*What the task requires:* Search the data for the word "Assenede" and copy every line that contains it.

*Dataset extract:*
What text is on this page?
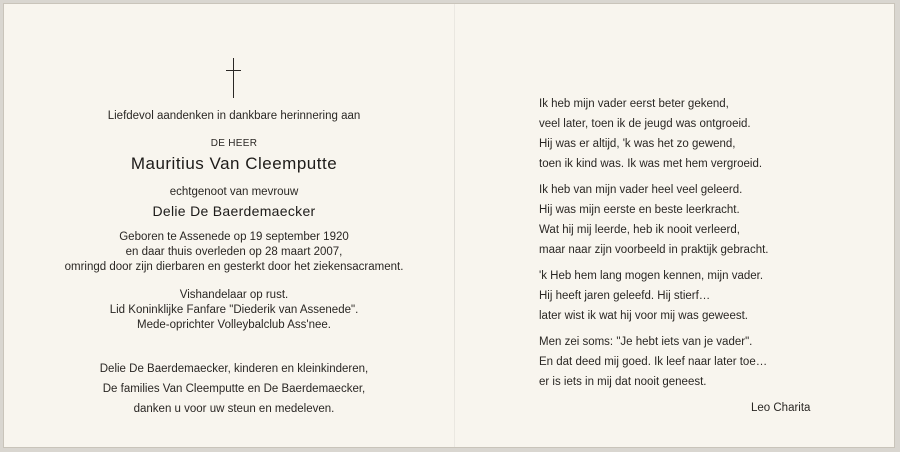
Liefdevol aandenken in dankbare herinnering aan
DE HEER
Mauritius Van Cleemputte
echtgenoot van mevrouw
Delie De Baerdemaecker
Geboren te Assenede op 19 september 1920
en daar thuis overleden op 28 maart 2007,
omringd door zijn dierbaren en gesterkt door het ziekensacrament.
Vishandelaar op rust.
Lid Koninklijke Fanfare "Diederik van Assenede".
Mede-oprichter Volleybalclub Ass'nee.
Delie De Baerdemaecker, kinderen en kleinkinderen,
De families Van Cleemputte en De Baerdemaecker,
danken u voor uw steun en medeleven.
Ik heb mijn vader eerst beter gekend,
veel later, toen ik de jeugd was ontgroeid.
Hij was er altijd, 'k was het zo gewend,
toen ik kind was. Ik was met hem vergroeid.
Ik heb van mijn vader heel veel geleerd.
Hij was mijn eerste en beste leerkracht.
Wat hij mij leerde, heb ik nooit verleerd,
maar naar zijn voorbeeld in praktijk gebracht.
'k Heb hem lang mogen kennen, mijn vader.
Hij heeft jaren geleefd. Hij stierf…
later wist ik wat hij voor mij was geweest.
Men zei soms: "Je hebt iets van je vader".
En dat deed mij goed. Ik leef naar later toe…
er is iets in mij dat nooit geneest.
Leo Charita
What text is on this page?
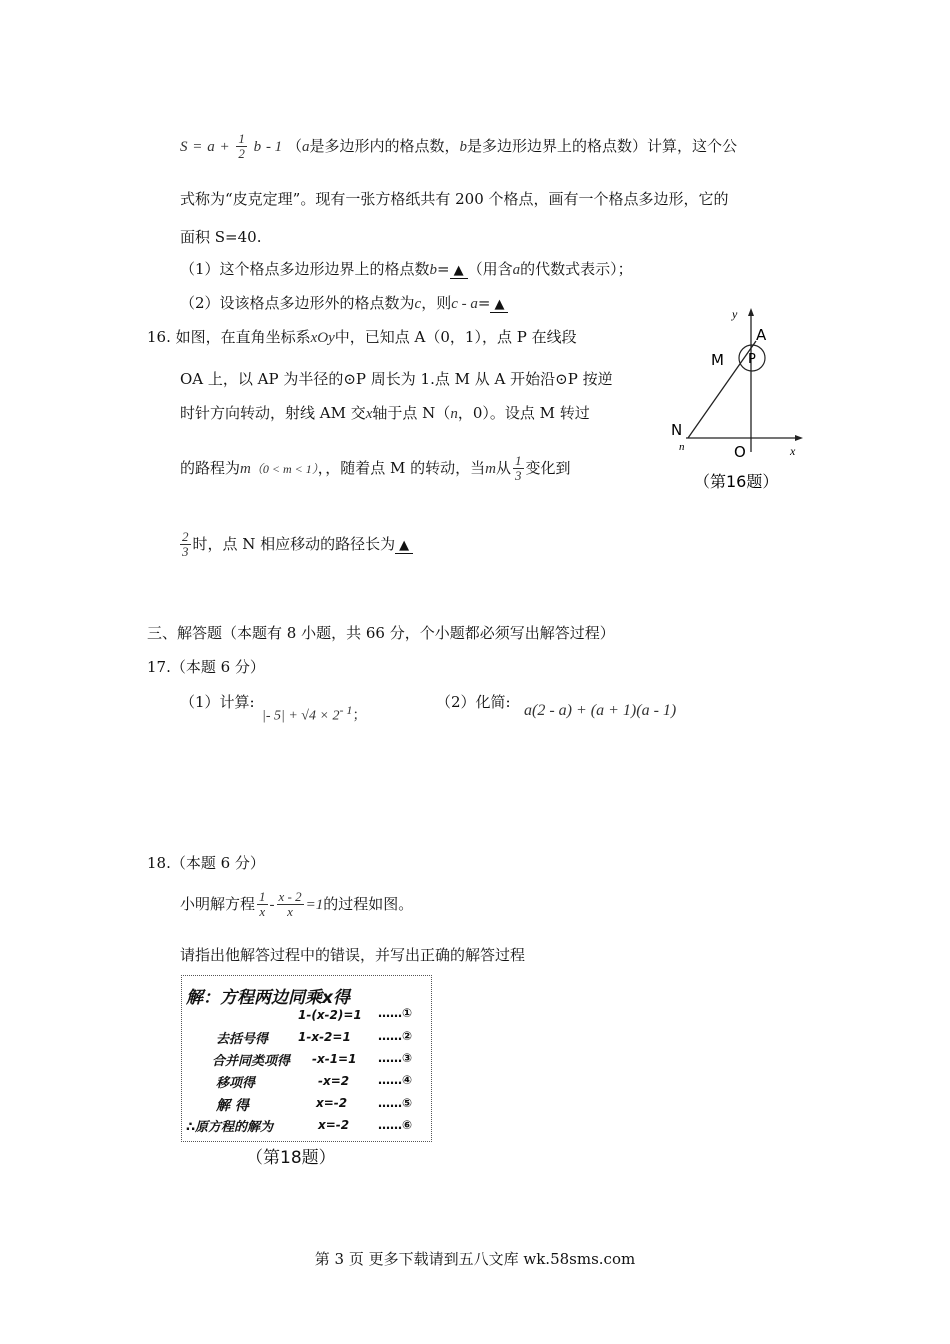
$S = a + \frac{1}{2}$ b - 1 （a是多边形内的格点数，b是多边形边界上的格点数）计算，这个公
式称为“皮克定理”。现有一张方格纸共有 200 个格点，画有一个格点多边形，它的
面积 S=40.
（1）这个格点多边形边界上的格点数b= ▲ （用含a的代数式表示）；
（2）设该格点多边形外的格点数为c，则c - a= ▲
16. 如图，在直角坐标系xOy中，已知点 A（0，1），点 P 在线段
OA 上，以 AP 为半径的⊙P 周长为 1.点 M 从 A 开始沿⊙P 按逆
时针方向转动，射线 AM 交x轴于点 N（n，0）。设点 M 转过
的路程为m（0 < m < 1），，随着点 M 的转动，当m从 $\frac{1}{3}$ 变化到
$\frac{2}{3}$ 时，点 N 相应移动的路径长为 ▲
y
A
M P
N
n	O	x
（第16题）
三、解答题（本题有 8 小题，共 66 分，个小题都必须写出解答过程）
17.（本题 6 分）
（1）计算:
|- $5| + √4 \times 2^{- 1}$；
（2）化简: a(2 - a) + (a + 1)(a - 1)
18.（本题 6 分）
小明解方程 $\frac{1}{x} - \frac{x - 2}{x} =1$的过程如图。
请指出他解答过程中的错误，并写出正确的解答过程
解：方程两边同乘x得
1-(x-2)=1 ……①
去括号得 1-x-2=1 ……②
合并同类项得 -x-1=1 ……③
移项得	-x=2 ……④
解 得	x=-2	……⑤
∴原方程的解为	x=-2 ……⑥
（第18题）
第 3 页 更多下载请到五八文库 wk.58sms.com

*The reply:*
Geboren te Assenede op 19 september 1920
Lid Koninklijke Fanfare "Diederik van Assenede".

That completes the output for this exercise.